Short problem 1:
Retype the part of the article on Emil Filla starting with "Emil Filla, pioneer" and going on through "continues to grow.".

Selected excerpt:
===

Emil Filla, pioneer of Cubism, born 140 years ago

Emil Filla - 'The Painter'

Painter Emil Filla (1882–1953) is one of the most popular artists sought by Czech art collectors. The 15 most expensive Czech paintings include several of his works and their value continues to grow.

The most expensive painting by Filla is The Painter, with a sale value of CZK 17.5 million. Collectors paid only slightly less for Still Life with a Bottle of Cherry (16.25 million) and Head of a Man in a Top Hat for 16 million.

World Painter from a small Czech town

'Still Life with a Bottle of Cherry' | Photo: Art Consulting

Emil Filla was born on April 4, 1882 in the small town of Chropyně in South Moravia and grew up in Brno. From 1903 he studied at the Academy of Fine Arts in Prague. However, he left the school after three years because of the conventional teaching methods and, together with several of his classmates, decided to seek his own path.

During the first period of his artistic career he was influenced mainly by the work of the painter Edvard Munch. He also sought inspiration from Vincent van Gogh and Pierre Bonnard.

From 1907 to 1908 he exhibited his expressionist works as a member of the Osma group. Paintings from this period include The Reader by Dostoyevsky and The Chess Players.

Later, when Filla noticed the growing importance of Cubism, he was influenced by its founders Georges Braque and, of course, Pablo Picasso. At that time he painted mainly still lives.

===

Excerpted records:
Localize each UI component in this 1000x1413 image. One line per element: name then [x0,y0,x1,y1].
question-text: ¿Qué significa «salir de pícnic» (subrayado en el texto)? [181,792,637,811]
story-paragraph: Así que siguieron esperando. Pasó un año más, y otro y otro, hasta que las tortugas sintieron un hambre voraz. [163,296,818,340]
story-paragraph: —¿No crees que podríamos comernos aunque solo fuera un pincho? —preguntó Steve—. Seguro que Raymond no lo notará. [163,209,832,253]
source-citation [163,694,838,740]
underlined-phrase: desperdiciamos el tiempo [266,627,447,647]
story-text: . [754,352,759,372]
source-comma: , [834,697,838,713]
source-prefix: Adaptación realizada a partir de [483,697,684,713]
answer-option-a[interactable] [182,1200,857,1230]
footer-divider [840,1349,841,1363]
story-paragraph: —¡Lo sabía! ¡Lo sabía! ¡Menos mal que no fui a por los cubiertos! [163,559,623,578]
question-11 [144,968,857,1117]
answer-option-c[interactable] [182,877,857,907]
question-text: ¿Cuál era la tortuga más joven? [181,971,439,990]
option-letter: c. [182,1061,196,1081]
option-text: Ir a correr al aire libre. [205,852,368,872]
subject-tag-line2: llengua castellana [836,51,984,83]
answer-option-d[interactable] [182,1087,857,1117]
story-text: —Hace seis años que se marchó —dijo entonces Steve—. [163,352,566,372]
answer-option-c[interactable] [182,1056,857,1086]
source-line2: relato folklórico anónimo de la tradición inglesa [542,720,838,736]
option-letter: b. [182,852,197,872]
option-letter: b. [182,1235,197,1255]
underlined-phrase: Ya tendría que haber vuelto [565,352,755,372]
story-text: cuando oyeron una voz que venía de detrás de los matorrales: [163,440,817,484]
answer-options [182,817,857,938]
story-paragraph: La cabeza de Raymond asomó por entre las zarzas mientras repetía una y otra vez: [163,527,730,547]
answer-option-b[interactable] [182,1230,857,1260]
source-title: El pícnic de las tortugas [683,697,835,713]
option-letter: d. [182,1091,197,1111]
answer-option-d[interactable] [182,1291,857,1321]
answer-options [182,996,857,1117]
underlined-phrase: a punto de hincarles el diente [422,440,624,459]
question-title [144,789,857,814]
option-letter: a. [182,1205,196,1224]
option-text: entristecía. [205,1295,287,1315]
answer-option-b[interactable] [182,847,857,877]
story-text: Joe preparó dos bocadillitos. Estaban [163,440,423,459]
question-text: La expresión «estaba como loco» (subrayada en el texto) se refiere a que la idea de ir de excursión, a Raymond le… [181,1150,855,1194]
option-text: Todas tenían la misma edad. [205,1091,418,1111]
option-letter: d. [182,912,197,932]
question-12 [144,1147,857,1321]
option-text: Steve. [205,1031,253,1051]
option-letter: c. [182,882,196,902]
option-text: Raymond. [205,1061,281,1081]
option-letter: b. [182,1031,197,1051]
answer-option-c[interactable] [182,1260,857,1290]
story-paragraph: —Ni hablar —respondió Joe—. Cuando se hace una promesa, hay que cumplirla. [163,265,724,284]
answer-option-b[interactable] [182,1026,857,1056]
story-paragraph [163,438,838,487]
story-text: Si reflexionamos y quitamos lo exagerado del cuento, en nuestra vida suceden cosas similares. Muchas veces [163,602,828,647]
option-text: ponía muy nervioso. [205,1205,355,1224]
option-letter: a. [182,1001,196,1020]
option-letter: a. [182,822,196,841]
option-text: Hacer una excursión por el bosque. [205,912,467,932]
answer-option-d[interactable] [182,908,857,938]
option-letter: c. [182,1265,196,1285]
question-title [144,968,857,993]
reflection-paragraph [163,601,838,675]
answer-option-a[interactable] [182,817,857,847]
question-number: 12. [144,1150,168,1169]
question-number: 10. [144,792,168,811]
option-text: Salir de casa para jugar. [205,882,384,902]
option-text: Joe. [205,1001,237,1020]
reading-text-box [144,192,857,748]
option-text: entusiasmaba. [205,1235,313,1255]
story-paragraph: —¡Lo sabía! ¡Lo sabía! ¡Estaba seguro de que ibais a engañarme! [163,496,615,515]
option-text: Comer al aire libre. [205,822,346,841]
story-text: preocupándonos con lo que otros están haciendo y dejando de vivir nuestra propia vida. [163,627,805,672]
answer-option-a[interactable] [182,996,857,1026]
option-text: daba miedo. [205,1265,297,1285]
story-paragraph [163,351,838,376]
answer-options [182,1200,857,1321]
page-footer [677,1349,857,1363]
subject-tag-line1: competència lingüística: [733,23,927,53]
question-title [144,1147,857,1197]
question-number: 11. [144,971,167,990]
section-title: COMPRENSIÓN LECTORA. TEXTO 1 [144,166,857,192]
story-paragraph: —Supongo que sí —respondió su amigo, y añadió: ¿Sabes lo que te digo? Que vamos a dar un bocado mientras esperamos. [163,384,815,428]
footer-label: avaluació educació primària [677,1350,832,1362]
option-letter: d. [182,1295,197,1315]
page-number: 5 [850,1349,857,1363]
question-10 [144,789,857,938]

===

Short problem 2:
Rewrite the listing starting with its first line and going on through the line with "answer-option-c[interactable] [182,877,857,907]", replacing "underlined-phrase" with "marked-phrase" and leaving everything else unchanged. Give only those lines.

Exercise result 1:
Emil Filla, pioneer of Cubism, born 140 years ago

Emil Filla - 'The Painter'

Painter Emil Filla (1882–1953) is one of the most popular artists sought by Czech art collectors. The 15 most expensive Czech paintings include several of his works and their value continues to grow.

Exercise result 2:
Localize each UI component in this 1000x1413 image. One line per element: name then [x0,y0,x1,y1].
question-text: ¿Qué significa «salir de pícnic» (subrayado en el texto)? [181,792,637,811]
story-paragraph: Así que siguieron esperando. Pasó un año más, y otro y otro, hasta que las tortugas sintieron un hambre voraz. [163,296,818,340]
story-paragraph: —¿No crees que podríamos comernos aunque solo fuera un pincho? —preguntó Steve—. Seguro que Raymond no lo notará. [163,209,832,253]
source-citation [163,694,838,740]
marked-phrase: desperdiciamos el tiempo [266,627,447,647]
story-text: . [754,352,759,372]
source-comma: , [834,697,838,713]
source-prefix: Adaptación realizada a partir de [483,697,684,713]
answer-option-a[interactable] [182,1200,857,1230]
footer-divider [840,1349,841,1363]
story-paragraph: —¡Lo sabía! ¡Lo sabía! ¡Menos mal que no fui a por los cubiertos! [163,559,623,578]
question-11 [144,968,857,1117]
answer-option-c[interactable] [182,877,857,907]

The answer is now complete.